__Consigna__:
Responde estas preguntas con datos del texto sobre la crisis de opioides.
1. ¿A finales de qué década comenzó la crisis de opioides en EE. UU.?
2. ¿Qué medicamento se cita como ejemplo de los que impulsaron las farmacéuticas?
3. ¿En qué universidad es profesor Leo Beletsky?

La crisis de opioides en EE. UU. comenzó a finales de los 90, cuando las farmacéuticas impulsaron la prescripción de medicamentos como la oxicodona, promocionándolos como seguros y no adictivos. Sin embargo, esto resultó ser falso y desató una ola de adicción y sobredosis. Como menciona Leo Beletsky, profesor de Derecho y Ciencias de la Salud en la Universidad Northeastern, especializado en el impacto de las leyes en la salud pública y su aplicación, con especial atención al consumo de sustancias y la adicción: «uno de los grandes problemas estructurales de Estados Unidos es que se prima el dinero frente al individuo».

__Listado de datos__:
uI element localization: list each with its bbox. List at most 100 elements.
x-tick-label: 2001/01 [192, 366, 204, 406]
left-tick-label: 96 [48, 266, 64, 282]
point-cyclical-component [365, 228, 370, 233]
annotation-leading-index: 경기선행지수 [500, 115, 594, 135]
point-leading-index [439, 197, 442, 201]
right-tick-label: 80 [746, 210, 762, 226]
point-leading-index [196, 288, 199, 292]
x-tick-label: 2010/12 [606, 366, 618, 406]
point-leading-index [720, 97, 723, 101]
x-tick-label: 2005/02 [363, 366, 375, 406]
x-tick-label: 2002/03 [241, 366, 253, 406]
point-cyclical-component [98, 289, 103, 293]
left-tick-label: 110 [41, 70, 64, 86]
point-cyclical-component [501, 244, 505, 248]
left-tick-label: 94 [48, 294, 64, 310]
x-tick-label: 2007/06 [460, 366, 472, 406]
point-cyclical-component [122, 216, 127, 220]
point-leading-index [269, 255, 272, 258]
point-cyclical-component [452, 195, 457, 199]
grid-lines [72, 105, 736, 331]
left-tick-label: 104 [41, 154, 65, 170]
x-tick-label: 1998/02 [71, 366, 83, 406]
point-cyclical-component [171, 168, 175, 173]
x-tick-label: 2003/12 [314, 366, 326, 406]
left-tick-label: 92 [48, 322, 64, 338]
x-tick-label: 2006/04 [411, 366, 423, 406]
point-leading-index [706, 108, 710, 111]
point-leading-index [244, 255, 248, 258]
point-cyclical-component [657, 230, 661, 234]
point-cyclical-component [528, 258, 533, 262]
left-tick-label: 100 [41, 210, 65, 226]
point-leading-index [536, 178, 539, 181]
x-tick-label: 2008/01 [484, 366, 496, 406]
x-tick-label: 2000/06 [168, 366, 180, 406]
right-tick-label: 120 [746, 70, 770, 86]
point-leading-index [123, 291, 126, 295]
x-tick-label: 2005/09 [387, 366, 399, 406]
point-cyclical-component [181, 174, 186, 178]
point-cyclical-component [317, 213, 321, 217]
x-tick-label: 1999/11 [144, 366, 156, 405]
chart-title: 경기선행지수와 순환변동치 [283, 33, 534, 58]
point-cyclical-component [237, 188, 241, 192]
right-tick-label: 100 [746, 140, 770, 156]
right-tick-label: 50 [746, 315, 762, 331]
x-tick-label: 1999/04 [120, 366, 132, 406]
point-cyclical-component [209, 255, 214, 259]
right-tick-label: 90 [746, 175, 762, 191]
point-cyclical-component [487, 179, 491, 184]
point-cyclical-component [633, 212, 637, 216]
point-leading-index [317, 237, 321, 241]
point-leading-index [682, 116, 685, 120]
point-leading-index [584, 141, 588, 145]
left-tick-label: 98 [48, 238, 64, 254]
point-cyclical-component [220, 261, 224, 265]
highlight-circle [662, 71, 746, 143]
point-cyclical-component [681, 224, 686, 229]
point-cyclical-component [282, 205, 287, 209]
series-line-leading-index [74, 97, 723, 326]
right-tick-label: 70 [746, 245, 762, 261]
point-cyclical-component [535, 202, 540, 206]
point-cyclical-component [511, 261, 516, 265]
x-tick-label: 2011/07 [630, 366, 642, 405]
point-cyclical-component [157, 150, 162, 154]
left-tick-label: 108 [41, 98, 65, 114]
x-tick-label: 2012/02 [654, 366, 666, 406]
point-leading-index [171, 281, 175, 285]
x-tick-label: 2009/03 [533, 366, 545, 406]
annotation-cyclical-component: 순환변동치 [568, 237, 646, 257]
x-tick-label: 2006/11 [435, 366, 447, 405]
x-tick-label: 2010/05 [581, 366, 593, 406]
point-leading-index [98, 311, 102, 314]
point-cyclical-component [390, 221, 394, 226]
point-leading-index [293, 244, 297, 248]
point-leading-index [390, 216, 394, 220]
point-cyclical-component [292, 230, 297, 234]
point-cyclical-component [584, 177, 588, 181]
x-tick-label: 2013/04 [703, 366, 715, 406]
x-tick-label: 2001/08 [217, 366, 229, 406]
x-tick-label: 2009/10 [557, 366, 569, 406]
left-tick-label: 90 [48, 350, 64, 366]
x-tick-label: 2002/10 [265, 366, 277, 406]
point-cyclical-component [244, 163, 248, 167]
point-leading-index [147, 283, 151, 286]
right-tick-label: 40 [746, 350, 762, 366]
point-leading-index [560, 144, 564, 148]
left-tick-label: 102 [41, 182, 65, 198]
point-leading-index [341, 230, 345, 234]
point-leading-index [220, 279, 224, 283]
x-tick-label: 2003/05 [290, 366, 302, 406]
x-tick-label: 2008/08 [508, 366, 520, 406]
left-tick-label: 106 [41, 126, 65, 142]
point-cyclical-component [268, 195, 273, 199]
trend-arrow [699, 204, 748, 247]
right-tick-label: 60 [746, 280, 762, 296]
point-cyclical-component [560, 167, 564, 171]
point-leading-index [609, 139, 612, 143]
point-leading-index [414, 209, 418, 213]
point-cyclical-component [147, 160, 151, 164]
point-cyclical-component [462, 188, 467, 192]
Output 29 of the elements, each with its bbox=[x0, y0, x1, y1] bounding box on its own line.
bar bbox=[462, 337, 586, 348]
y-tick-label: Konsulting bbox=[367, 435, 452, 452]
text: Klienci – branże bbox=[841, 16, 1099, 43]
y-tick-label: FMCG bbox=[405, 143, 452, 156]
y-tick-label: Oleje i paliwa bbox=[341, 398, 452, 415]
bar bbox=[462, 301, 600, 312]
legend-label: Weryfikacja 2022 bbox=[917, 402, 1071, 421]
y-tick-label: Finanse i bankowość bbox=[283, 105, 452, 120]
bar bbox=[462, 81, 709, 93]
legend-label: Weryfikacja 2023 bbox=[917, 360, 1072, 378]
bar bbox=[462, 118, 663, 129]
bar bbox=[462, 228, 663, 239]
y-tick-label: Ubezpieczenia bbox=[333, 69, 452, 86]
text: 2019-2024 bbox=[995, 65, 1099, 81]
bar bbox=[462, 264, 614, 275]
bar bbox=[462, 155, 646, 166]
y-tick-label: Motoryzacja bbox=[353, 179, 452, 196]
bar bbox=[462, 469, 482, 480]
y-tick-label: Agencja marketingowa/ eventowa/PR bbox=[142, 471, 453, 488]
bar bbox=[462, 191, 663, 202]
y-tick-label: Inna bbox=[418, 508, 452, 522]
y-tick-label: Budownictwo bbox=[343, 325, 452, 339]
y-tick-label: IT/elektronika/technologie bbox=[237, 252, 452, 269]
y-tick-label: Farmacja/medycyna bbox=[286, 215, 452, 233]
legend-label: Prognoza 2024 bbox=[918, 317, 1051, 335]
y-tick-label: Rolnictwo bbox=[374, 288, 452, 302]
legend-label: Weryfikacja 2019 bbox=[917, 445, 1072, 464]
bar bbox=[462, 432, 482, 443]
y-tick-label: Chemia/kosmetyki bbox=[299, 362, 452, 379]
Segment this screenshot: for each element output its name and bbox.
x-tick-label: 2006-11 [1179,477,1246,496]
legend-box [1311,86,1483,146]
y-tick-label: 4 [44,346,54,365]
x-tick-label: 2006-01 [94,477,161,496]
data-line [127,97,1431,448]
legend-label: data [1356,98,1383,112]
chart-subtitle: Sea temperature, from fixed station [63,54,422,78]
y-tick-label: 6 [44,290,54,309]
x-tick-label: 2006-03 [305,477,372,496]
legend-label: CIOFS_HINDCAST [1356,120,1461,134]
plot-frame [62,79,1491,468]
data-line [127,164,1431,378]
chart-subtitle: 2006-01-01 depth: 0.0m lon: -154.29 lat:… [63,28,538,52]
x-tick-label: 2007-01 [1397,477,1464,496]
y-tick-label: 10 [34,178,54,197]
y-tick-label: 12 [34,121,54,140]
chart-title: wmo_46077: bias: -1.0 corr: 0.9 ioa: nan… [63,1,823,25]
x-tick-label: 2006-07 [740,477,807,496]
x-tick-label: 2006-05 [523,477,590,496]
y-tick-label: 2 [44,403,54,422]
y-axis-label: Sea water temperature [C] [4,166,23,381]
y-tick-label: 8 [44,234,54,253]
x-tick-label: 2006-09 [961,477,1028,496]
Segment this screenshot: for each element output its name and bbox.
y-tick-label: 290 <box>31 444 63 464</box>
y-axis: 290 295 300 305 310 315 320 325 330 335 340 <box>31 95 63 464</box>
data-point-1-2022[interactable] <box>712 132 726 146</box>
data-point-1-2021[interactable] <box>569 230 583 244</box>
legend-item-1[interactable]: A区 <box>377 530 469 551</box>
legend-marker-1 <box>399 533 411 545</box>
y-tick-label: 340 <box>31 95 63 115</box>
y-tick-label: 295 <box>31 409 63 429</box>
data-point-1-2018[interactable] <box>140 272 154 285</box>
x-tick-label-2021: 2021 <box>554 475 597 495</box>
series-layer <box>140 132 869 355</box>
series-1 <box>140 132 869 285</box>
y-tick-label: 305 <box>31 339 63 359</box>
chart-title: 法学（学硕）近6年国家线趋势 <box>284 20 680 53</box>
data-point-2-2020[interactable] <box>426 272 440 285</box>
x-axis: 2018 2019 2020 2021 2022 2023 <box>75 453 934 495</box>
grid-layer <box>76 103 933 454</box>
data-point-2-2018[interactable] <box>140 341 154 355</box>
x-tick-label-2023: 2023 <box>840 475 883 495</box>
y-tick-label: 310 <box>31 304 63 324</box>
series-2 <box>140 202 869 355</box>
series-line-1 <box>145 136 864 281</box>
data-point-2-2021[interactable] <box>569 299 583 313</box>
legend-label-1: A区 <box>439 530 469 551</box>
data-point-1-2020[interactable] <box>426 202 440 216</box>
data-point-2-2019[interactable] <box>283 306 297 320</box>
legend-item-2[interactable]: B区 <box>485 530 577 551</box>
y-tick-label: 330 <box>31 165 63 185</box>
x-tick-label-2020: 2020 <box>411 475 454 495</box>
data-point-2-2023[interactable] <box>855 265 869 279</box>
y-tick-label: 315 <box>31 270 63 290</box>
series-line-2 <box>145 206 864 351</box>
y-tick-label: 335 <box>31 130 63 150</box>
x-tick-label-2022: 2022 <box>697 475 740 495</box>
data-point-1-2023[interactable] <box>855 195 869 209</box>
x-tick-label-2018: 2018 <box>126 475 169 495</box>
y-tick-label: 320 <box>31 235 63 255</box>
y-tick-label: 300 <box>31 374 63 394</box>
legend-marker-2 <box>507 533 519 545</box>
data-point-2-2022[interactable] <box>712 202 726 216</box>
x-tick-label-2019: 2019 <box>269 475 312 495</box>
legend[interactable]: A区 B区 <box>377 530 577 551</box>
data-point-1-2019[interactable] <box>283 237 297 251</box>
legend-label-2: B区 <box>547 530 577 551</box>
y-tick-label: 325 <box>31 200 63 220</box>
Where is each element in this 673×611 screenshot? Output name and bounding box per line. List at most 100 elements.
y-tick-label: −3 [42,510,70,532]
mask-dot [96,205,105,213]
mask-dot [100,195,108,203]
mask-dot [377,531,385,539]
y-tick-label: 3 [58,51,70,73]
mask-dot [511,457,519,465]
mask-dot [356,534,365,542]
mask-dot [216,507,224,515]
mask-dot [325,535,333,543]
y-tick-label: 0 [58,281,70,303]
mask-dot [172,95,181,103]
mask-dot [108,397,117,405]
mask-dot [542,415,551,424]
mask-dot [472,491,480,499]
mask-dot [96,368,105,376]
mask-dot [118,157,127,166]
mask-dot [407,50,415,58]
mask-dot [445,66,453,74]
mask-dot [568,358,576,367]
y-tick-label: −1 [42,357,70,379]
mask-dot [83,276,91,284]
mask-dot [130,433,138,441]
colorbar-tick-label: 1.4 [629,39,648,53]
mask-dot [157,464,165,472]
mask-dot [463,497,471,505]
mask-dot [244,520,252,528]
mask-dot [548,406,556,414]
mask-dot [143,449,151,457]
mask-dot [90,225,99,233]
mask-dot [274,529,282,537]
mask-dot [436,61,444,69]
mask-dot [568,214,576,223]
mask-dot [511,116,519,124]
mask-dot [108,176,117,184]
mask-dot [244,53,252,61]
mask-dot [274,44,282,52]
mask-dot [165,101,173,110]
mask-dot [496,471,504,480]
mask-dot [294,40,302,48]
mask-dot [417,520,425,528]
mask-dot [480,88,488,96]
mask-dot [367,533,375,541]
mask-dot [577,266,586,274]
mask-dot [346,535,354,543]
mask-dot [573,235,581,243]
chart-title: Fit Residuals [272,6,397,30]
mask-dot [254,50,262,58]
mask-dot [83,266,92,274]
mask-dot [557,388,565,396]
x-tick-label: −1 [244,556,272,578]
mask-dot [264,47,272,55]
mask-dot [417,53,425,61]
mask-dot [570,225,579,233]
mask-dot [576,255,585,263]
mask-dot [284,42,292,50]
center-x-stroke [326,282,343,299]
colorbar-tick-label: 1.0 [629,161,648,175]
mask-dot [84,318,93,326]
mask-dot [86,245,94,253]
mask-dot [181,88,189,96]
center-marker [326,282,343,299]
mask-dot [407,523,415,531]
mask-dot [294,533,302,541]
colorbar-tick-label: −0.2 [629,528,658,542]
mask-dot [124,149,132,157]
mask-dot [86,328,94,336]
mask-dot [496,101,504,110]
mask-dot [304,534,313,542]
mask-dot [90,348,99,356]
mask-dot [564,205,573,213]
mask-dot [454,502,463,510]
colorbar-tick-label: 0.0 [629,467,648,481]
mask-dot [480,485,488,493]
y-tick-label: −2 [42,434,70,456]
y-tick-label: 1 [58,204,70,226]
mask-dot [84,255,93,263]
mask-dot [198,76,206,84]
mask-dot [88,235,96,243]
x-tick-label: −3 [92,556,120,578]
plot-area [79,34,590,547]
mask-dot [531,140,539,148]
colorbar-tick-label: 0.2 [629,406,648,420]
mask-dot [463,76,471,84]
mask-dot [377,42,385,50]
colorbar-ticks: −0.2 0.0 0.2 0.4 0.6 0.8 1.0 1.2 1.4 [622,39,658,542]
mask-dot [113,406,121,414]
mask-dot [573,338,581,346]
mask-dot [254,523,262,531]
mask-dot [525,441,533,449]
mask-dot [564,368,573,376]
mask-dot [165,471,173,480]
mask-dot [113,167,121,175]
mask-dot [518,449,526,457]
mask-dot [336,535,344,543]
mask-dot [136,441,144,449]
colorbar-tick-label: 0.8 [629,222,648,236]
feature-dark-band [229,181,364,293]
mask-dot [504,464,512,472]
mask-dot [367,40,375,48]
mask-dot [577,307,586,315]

__Tu solución__:
1. A finales de los 90.
2. La oxicodona.
3. En la Universidad Northeastern.